• _Task description_: Copy out every line of the data below, character for character, with nothing changed.
** start **
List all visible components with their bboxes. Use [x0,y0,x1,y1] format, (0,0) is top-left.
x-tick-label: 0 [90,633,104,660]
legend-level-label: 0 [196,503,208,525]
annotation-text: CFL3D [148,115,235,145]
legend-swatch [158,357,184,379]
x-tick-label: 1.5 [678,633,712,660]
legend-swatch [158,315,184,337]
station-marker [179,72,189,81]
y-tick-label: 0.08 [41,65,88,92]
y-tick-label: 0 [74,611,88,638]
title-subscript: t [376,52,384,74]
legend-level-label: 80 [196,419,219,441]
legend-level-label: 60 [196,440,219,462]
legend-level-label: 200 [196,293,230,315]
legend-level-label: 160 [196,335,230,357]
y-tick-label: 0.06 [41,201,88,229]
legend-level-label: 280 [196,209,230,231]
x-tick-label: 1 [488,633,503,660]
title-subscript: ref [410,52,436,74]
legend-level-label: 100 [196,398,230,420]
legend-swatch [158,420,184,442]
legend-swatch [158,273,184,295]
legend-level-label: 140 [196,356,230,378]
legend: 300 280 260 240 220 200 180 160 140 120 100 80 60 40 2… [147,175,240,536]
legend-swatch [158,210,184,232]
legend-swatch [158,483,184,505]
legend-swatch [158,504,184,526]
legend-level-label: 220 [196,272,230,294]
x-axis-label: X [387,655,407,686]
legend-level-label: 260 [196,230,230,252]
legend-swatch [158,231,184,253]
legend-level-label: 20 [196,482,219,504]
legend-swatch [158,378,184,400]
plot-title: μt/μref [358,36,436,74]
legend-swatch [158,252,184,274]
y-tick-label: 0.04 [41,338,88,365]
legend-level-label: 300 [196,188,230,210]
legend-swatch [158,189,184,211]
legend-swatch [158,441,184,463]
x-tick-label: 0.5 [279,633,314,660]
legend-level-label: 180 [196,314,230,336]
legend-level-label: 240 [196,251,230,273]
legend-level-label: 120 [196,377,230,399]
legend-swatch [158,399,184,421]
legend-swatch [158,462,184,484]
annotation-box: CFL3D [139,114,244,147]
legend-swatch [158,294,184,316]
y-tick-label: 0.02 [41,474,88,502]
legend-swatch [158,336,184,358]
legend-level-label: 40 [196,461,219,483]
** end **
• _Response to this exercise_:
List all visible components with their bboxes. Use [x0,y0,x1,y1] format, (0,0) is top-left.
x-tick-label: 0 [90,633,104,660]
legend-level-label: 0 [196,503,208,525]
annotation-text: CFL3D [148,115,235,145]
legend-swatch [158,357,184,379]
x-tick-label: 1.5 [678,633,712,660]
legend-swatch [158,315,184,337]
station-marker [179,72,189,81]
y-tick-label: 0.08 [41,65,88,92]
y-tick-label: 0 [74,611,88,638]
title-subscript: t [376,52,384,74]
legend-level-label: 80 [196,419,219,441]
legend-level-label: 60 [196,440,219,462]
legend-level-label: 200 [196,293,230,315]
legend-level-label: 160 [196,335,230,357]
y-tick-label: 0.06 [41,201,88,229]
legend-level-label: 280 [196,209,230,231]
x-tick-label: 1 [488,633,503,660]
title-subscript: ref [410,52,436,74]
legend-level-label: 100 [196,398,230,420]
legend-swatch [158,420,184,442]
legend-swatch [158,273,184,295]
legend-level-label: 140 [196,356,230,378]
legend: 300 280 260 240 220 200 180 160 140 120 100 80 60 40 2… [147,175,240,536]
legend-swatch [158,210,184,232]
legend-swatch [158,483,184,505]
legend-swatch [158,504,184,526]
legend-level-label: 220 [196,272,230,294]
x-axis-label: X [387,655,407,686]
legend-level-label: 260 [196,230,230,252]
legend-swatch [158,231,184,253]
legend-level-label: 20 [196,482,219,504]
legend-swatch [158,378,184,400]
plot-title: μt/μref [358,36,436,74]
legend-swatch [158,252,184,274]
y-tick-label: 0.04 [41,338,88,365]
legend-level-label: 300 [196,188,230,210]
legend-swatch [158,189,184,211]
legend-swatch [158,441,184,463]
x-tick-label: 0.5 [279,633,314,660]
legend-level-label: 180 [196,314,230,336]
legend-level-label: 240 [196,251,230,273]
legend-level-label: 120 [196,377,230,399]
legend-swatch [158,399,184,421]
legend-swatch [158,462,184,484]
annotation-box: CFL3D [139,114,244,147]
legend-swatch [158,294,184,316]
y-tick-label: 0.02 [41,474,88,502]
legend-swatch [158,336,184,358]
legend-level-label: 40 [196,461,219,483]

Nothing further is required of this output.